● Stated exercise
Find every line in the records below that holds the word "with", and copy it out.

--- Begin Supplied data ---

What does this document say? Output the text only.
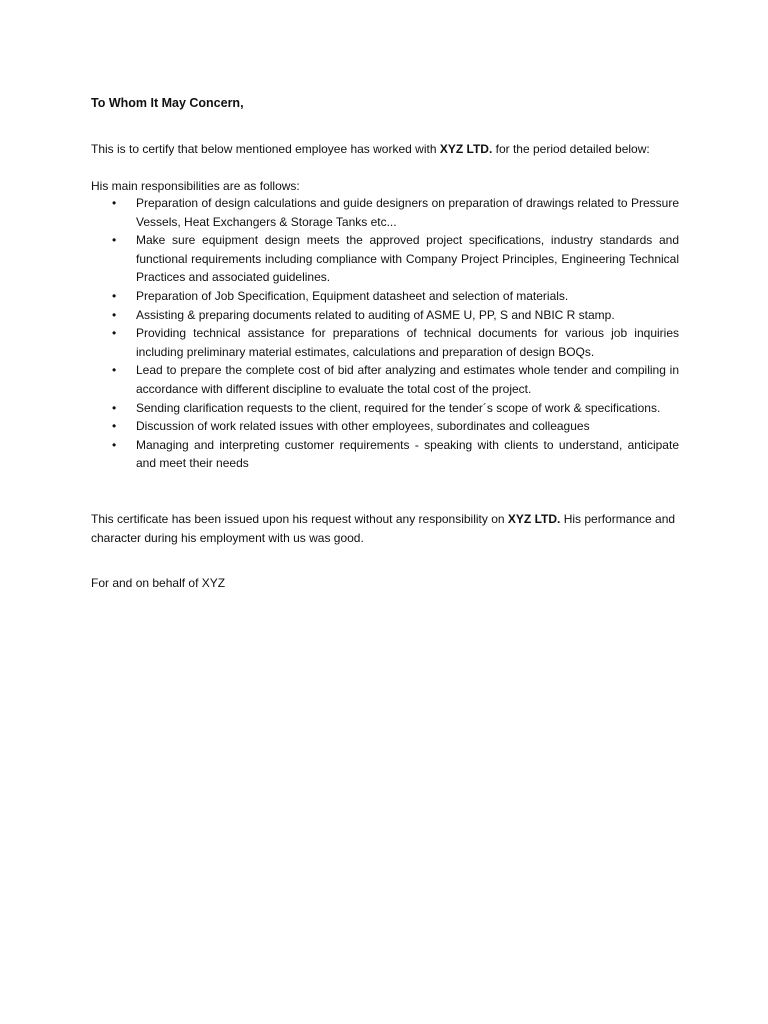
To Whom It May Concern,
This is to certify that below mentioned employee has worked with XYZ LTD. for the period detailed below:
His main responsibilities are as follows:
• Preparation of design calculations and guide designers on preparation of drawings related to Pressure Vessels, Heat Exchangers & Storage Tanks etc...
• Make sure equipment design meets the approved project specifications, industry standards and functional requirements including compliance with Company Project Principles, Engineering Technical Practices and associated guidelines.
• Preparation of Job Specification, Equipment datasheet and selection of materials.
• Assisting & preparing documents related to auditing of ASME U, PP, S and NBIC R stamp.
• Providing technical assistance for preparations of technical documents for various job inquiries including preliminary material estimates, calculations and preparation of design BOQs.
• Lead to prepare the complete cost of bid after analyzing and estimates whole tender and compiling in accordance with different discipline to evaluate the total cost of the project.
• Sending clarification requests to the client, required for the tender´s scope of work & specifications.
• Discussion of work related issues with other employees, subordinates and colleagues
• Managing and interpreting customer requirements - speaking with clients to understand, anticipate and meet their needs
This certificate has been issued upon his request without any responsibility on XYZ LTD. His performance and character during his employment with us was good.
For and on behalf of XYZ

--- End Supplied data ---

● Solution to the problem
This is to certify that below mentioned employee has worked with XYZ LTD. for the period detailed below:
• Make sure equipment design meets the approved project specifications, industry standards and functional requirements including compliance with Company Project Principles, Engineering Technical Practices and associated guidelines.
• Lead to prepare the complete cost of bid after analyzing and estimates whole tender and compiling in accordance with different discipline to evaluate the total cost of the project.
• Discussion of work related issues with other employees, subordinates and colleagues
• Managing and interpreting customer requirements - speaking with clients to understand, anticipate and meet their needs
This certificate has been issued upon his request without any responsibility on XYZ LTD. His performance and character during his employment with us was good.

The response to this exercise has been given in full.